> Problem to work on
Copy every one of the entries below line for line, changing nothing.

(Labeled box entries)
····················

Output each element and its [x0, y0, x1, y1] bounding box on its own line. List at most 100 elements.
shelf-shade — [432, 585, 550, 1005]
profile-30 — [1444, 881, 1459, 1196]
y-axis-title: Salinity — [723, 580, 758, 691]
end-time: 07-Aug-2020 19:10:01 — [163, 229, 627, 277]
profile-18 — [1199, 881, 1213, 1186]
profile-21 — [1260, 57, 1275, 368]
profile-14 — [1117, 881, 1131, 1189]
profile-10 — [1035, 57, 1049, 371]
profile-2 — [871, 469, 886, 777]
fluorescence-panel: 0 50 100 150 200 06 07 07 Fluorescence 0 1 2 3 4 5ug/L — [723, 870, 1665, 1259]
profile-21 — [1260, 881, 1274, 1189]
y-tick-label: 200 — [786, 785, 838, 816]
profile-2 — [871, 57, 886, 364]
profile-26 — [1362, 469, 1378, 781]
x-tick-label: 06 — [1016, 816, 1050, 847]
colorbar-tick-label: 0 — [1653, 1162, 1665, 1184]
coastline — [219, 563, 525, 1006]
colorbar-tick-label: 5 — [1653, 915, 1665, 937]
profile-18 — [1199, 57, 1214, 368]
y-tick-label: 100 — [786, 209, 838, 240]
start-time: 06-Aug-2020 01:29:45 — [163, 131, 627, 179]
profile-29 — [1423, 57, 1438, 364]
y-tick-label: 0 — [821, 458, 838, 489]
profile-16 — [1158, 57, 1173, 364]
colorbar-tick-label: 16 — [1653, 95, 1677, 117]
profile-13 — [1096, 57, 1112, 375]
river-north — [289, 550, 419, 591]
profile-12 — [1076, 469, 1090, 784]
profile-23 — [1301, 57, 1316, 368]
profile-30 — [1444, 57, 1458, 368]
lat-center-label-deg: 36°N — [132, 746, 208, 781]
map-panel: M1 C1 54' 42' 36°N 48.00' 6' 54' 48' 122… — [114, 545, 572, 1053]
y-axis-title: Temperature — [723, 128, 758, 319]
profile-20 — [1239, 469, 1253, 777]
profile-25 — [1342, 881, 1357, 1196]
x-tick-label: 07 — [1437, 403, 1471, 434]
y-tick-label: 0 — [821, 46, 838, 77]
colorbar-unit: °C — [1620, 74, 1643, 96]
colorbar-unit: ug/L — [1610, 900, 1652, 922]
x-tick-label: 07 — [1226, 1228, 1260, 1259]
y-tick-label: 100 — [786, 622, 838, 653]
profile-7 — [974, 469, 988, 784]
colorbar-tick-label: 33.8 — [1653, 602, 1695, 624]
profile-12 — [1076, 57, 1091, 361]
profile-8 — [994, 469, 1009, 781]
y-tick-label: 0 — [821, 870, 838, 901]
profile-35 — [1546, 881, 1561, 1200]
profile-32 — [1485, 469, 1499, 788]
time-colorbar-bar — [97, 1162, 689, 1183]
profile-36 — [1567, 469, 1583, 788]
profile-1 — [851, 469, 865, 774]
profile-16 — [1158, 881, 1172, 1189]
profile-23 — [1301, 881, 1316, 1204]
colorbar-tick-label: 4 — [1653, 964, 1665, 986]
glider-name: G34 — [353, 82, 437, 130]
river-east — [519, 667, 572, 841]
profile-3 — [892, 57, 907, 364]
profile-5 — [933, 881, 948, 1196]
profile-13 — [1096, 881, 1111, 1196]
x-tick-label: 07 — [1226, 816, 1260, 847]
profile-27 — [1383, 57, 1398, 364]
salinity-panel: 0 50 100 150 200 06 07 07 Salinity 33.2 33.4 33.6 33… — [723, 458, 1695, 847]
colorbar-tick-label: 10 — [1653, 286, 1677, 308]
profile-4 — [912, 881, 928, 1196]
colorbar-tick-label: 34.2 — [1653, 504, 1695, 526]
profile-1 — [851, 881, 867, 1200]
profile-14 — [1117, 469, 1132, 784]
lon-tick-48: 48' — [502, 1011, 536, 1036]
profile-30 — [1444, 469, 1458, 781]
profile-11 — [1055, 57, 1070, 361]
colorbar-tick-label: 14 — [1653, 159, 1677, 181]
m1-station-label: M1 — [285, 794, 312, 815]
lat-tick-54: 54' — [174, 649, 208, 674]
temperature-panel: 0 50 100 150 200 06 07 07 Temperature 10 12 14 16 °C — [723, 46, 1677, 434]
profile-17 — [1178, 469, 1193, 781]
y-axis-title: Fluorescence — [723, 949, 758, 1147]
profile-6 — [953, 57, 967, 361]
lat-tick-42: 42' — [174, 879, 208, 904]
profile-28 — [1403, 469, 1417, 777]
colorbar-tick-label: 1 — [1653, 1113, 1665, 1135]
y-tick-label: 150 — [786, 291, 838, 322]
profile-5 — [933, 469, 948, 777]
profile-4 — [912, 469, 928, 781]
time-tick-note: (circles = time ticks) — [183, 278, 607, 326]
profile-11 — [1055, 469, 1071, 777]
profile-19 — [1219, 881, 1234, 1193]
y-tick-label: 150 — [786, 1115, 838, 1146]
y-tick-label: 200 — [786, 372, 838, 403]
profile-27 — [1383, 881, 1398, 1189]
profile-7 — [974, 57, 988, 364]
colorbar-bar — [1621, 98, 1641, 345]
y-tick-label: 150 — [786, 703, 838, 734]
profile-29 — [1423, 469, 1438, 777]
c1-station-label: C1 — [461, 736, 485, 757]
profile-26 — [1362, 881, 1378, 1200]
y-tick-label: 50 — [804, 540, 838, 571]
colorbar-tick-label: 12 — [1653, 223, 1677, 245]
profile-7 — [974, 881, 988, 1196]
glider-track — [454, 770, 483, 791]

····················

> Full solution
Output each element and its [x0, y0, x1, y1] bounding box on its own line. List at most 100 elements.
shelf-shade — [432, 585, 550, 1005]
profile-30 — [1444, 881, 1459, 1196]
y-axis-title: Salinity — [723, 580, 758, 691]
end-time: 07-Aug-2020 19:10:01 — [163, 229, 627, 277]
profile-18 — [1199, 881, 1213, 1186]
profile-21 — [1260, 57, 1275, 368]
profile-14 — [1117, 881, 1131, 1189]
profile-10 — [1035, 57, 1049, 371]
profile-2 — [871, 469, 886, 777]
fluorescence-panel: 0 50 100 150 200 06 07 07 Fluorescence 0 1 2 3 4 5ug/L — [723, 870, 1665, 1259]
profile-21 — [1260, 881, 1274, 1189]
y-tick-label: 200 — [786, 785, 838, 816]
profile-2 — [871, 57, 886, 364]
profile-26 — [1362, 469, 1378, 781]
x-tick-label: 06 — [1016, 816, 1050, 847]
colorbar-tick-label: 0 — [1653, 1162, 1665, 1184]
coastline — [219, 563, 525, 1006]
colorbar-tick-label: 5 — [1653, 915, 1665, 937]
profile-18 — [1199, 57, 1214, 368]
y-tick-label: 100 — [786, 209, 838, 240]
start-time: 06-Aug-2020 01:29:45 — [163, 131, 627, 179]
profile-29 — [1423, 57, 1438, 364]
y-tick-label: 0 — [821, 458, 838, 489]
profile-16 — [1158, 57, 1173, 364]
colorbar-tick-label: 16 — [1653, 95, 1677, 117]
profile-13 — [1096, 57, 1112, 375]
river-north — [289, 550, 419, 591]
profile-12 — [1076, 469, 1090, 784]
profile-23 — [1301, 57, 1316, 368]
profile-30 — [1444, 57, 1458, 368]
lat-center-label-deg: 36°N — [132, 746, 208, 781]
map-panel: M1 C1 54' 42' 36°N 48.00' 6' 54' 48' 122… — [114, 545, 572, 1053]
y-axis-title: Temperature — [723, 128, 758, 319]
profile-20 — [1239, 469, 1253, 777]
profile-25 — [1342, 881, 1357, 1196]
x-tick-label: 07 — [1437, 403, 1471, 434]
y-tick-label: 0 — [821, 46, 838, 77]
colorbar-unit: °C — [1620, 74, 1643, 96]
colorbar-unit: ug/L — [1610, 900, 1652, 922]
x-tick-label: 07 — [1226, 1228, 1260, 1259]
y-tick-label: 100 — [786, 622, 838, 653]
profile-7 — [974, 469, 988, 784]
colorbar-tick-label: 33.8 — [1653, 602, 1695, 624]
profile-12 — [1076, 57, 1091, 361]
profile-8 — [994, 469, 1009, 781]
y-tick-label: 0 — [821, 870, 838, 901]
profile-35 — [1546, 881, 1561, 1200]
profile-32 — [1485, 469, 1499, 788]
time-colorbar-bar — [97, 1162, 689, 1183]
profile-36 — [1567, 469, 1583, 788]
profile-1 — [851, 469, 865, 774]
profile-16 — [1158, 881, 1172, 1189]
profile-23 — [1301, 881, 1316, 1204]
colorbar-tick-label: 4 — [1653, 964, 1665, 986]
glider-name: G34 — [353, 82, 437, 130]
river-east — [519, 667, 572, 841]
profile-3 — [892, 57, 907, 364]
profile-5 — [933, 881, 948, 1196]
profile-13 — [1096, 881, 1111, 1196]
x-tick-label: 07 — [1226, 816, 1260, 847]
profile-27 — [1383, 57, 1398, 364]
salinity-panel: 0 50 100 150 200 06 07 07 Salinity 33.2 33.4 33.6 33… — [723, 458, 1695, 847]
colorbar-tick-label: 10 — [1653, 286, 1677, 308]
profile-4 — [912, 881, 928, 1196]
colorbar-tick-label: 34.2 — [1653, 504, 1695, 526]
profile-1 — [851, 881, 867, 1200]
profile-14 — [1117, 469, 1132, 784]
lon-tick-48: 48' — [502, 1011, 536, 1036]
profile-30 — [1444, 469, 1458, 781]
profile-11 — [1055, 57, 1070, 361]
colorbar-tick-label: 14 — [1653, 159, 1677, 181]
m1-station-label: M1 — [285, 794, 312, 815]
lat-tick-54: 54' — [174, 649, 208, 674]
temperature-panel: 0 50 100 150 200 06 07 07 Temperature 10 12 14 16 °C — [723, 46, 1677, 434]
profile-17 — [1178, 469, 1193, 781]
y-axis-title: Fluorescence — [723, 949, 758, 1147]
profile-6 — [953, 57, 967, 361]
lat-tick-42: 42' — [174, 879, 208, 904]
profile-28 — [1403, 469, 1417, 777]
colorbar-tick-label: 1 — [1653, 1113, 1665, 1135]
y-tick-label: 150 — [786, 291, 838, 322]
profile-5 — [933, 469, 948, 777]
profile-4 — [912, 469, 928, 781]
time-tick-note: (circles = time ticks) — [183, 278, 607, 326]
profile-11 — [1055, 469, 1071, 777]
profile-19 — [1219, 881, 1234, 1193]
y-tick-label: 150 — [786, 1115, 838, 1146]
y-tick-label: 200 — [786, 372, 838, 403]
profile-27 — [1383, 881, 1398, 1189]
profile-7 — [974, 57, 988, 364]
colorbar-bar — [1621, 98, 1641, 345]
y-tick-label: 150 — [786, 703, 838, 734]
profile-29 — [1423, 469, 1438, 777]
c1-station-label: C1 — [461, 736, 485, 757]
profile-26 — [1362, 881, 1378, 1200]
y-tick-label: 50 — [804, 540, 838, 571]
colorbar-tick-label: 12 — [1653, 223, 1677, 245]
profile-7 — [974, 881, 988, 1196]
glider-track — [454, 770, 483, 791]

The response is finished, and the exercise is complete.